> [PROMPT 1] In the tutorial excerpt, list every line of program code, leaving out the "In [2]:" and "In [4]:" prompt markers.
> [PROMPT 2] Reproduce the tutorial excerpt's text between "It will work" and "do git operations.", inclusive.

If you pull changes from the repository later, your work will not be overwritten.
Where you put your tutorial directory is up to you.
It will work from any directory.

## Suriano data

To get the Suriano data, make sure you are on a computer with a command prompt that can do git operations.

Make a directory `github.com/HuygensING/suriano` insode your home directory, then, in the command prompt,
navigate to that directory, and from there, give nthe command:

```
git clone https://github.com/HygensING/suriano
```

You are well prepared now.

# Incantation

The simplest way to get going is by this *incantation*:

In [2]:
from tf.app import use

In [4]:
A = use("HuygensING/suriano:clone", checkout="clone", hoist=globals())

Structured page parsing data

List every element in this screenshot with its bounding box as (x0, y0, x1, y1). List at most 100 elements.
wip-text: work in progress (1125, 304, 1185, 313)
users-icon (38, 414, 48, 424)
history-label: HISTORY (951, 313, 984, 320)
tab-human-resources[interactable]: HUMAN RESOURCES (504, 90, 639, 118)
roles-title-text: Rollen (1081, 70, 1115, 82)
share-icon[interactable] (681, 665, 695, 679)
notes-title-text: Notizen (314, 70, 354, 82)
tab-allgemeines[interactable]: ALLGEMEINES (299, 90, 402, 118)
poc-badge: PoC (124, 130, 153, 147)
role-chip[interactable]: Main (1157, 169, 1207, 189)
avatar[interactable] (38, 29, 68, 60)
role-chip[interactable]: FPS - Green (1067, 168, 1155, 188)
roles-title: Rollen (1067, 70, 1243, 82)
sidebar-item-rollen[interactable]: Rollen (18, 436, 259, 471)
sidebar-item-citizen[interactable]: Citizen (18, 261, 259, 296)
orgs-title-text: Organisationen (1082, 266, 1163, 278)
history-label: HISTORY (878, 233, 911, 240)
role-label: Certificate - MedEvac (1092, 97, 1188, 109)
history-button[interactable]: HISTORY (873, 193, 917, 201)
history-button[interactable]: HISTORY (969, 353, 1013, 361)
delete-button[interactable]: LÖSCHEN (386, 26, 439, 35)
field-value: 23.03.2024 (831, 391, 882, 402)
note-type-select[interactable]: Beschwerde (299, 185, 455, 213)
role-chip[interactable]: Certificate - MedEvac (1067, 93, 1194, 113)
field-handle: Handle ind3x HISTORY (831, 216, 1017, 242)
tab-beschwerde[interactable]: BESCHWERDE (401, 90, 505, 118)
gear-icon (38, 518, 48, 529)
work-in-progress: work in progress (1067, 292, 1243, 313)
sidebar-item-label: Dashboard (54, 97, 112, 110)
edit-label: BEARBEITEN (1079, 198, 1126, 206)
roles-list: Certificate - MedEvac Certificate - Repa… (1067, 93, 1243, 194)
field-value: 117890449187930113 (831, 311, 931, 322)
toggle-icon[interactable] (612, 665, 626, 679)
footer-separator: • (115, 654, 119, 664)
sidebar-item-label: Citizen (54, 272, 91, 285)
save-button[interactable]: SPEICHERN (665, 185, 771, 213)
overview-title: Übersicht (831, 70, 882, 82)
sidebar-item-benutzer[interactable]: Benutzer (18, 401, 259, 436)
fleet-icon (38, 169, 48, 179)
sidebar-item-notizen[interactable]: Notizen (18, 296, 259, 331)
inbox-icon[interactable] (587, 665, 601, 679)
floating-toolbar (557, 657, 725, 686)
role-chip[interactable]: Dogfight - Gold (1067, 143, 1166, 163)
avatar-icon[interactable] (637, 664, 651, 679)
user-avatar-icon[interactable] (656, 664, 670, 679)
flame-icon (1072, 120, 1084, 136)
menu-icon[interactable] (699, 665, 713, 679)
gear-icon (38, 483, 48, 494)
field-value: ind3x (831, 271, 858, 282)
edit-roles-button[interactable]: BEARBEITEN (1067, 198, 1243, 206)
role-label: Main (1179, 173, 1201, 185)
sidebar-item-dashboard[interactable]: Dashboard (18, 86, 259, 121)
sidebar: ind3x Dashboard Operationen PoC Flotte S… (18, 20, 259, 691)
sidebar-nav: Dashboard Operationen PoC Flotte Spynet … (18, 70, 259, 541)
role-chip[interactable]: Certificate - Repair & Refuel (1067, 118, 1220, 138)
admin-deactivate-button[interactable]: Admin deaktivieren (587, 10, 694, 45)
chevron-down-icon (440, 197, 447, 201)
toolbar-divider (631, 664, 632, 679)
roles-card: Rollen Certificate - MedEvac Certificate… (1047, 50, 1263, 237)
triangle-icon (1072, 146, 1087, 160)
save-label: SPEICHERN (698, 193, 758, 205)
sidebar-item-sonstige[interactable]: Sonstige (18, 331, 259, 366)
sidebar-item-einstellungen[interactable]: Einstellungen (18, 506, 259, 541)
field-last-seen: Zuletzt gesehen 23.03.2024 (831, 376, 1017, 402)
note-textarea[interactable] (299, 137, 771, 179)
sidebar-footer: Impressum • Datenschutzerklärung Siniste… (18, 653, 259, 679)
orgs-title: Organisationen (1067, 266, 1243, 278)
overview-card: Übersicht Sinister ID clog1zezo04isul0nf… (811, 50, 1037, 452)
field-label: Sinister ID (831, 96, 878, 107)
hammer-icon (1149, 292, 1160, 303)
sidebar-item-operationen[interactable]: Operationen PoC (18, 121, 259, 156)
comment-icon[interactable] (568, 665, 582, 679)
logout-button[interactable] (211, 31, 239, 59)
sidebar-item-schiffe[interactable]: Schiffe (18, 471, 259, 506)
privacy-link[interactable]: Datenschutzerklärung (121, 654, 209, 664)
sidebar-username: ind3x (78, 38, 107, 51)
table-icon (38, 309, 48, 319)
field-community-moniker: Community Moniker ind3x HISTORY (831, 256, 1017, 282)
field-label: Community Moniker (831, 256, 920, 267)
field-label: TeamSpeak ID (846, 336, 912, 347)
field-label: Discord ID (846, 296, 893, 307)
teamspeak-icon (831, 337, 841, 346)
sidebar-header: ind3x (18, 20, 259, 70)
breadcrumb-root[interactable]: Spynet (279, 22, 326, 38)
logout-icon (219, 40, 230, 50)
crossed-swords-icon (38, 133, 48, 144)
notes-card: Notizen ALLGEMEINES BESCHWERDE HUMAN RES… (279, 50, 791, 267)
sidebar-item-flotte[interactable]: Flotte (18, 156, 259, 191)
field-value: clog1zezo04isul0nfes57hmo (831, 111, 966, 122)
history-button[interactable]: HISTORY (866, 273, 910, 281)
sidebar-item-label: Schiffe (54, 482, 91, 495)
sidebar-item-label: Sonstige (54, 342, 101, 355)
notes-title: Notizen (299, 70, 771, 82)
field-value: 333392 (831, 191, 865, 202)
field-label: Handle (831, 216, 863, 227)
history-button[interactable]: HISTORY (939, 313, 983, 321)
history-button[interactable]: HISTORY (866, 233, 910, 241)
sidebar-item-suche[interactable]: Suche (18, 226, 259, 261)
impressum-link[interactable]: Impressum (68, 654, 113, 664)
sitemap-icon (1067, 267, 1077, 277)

> [EXERCISE SOLUTION 1]
git clone https://github.com/HygensING/suriano
from tf.app import use
A = use("HuygensING/suriano:clone", checkout="clone", hoist=globals())

> [EXERCISE SOLUTION 2]
It will work from any directory.

## Suriano data

To get the Suriano data, make sure you are on a computer with a command prompt that can do git operations.